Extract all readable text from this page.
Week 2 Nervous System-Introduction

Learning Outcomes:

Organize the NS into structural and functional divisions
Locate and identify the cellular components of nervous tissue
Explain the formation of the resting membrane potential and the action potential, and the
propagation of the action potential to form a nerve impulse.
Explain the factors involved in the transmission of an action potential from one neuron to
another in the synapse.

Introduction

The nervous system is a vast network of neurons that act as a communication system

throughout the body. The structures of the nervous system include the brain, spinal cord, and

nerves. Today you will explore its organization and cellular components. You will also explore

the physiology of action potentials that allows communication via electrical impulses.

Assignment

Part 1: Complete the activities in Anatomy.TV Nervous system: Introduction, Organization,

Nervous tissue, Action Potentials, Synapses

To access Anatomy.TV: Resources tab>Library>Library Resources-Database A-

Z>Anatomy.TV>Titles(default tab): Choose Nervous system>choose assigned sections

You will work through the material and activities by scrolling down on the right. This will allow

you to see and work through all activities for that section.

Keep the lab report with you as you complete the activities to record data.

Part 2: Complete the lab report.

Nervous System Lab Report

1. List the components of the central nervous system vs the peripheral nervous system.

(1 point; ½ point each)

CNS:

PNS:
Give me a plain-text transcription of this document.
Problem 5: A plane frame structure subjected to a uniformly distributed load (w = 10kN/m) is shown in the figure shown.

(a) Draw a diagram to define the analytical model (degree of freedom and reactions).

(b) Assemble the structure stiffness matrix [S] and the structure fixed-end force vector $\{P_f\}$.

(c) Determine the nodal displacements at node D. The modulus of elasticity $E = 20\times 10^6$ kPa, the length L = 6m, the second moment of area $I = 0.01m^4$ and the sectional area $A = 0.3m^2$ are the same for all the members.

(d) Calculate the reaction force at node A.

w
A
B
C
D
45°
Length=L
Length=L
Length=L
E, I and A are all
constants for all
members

◆ Directive
Reproduce only the lines running from the one that contains "Give me a plain-text" to the last line of the records.

◆ Full response
Give me a plain-text transcription of this document.
Problem 5: A plane frame structure subjected to a uniformly distributed load (w = 10kN/m) is shown in the figure shown.

(a) Draw a diagram to define the analytical model (degree of freedom and reactions).

(b) Assemble the structure stiffness matrix [S] and the structure fixed-end force vector $\{P_f\}$.

(c) Determine the nodal displacements at node D. The modulus of elasticity $E = 20\times 10^6$ kPa, the length L = 6m, the second moment of area $I = 0.01m^4$ and the sectional area $A = 0.3m^2$ are the same for all the members.

(d) Calculate the reaction force at node A.

w
A
B
C
D
45°
Length=L
Length=L
Length=L
E, I and A are all
constants for all
members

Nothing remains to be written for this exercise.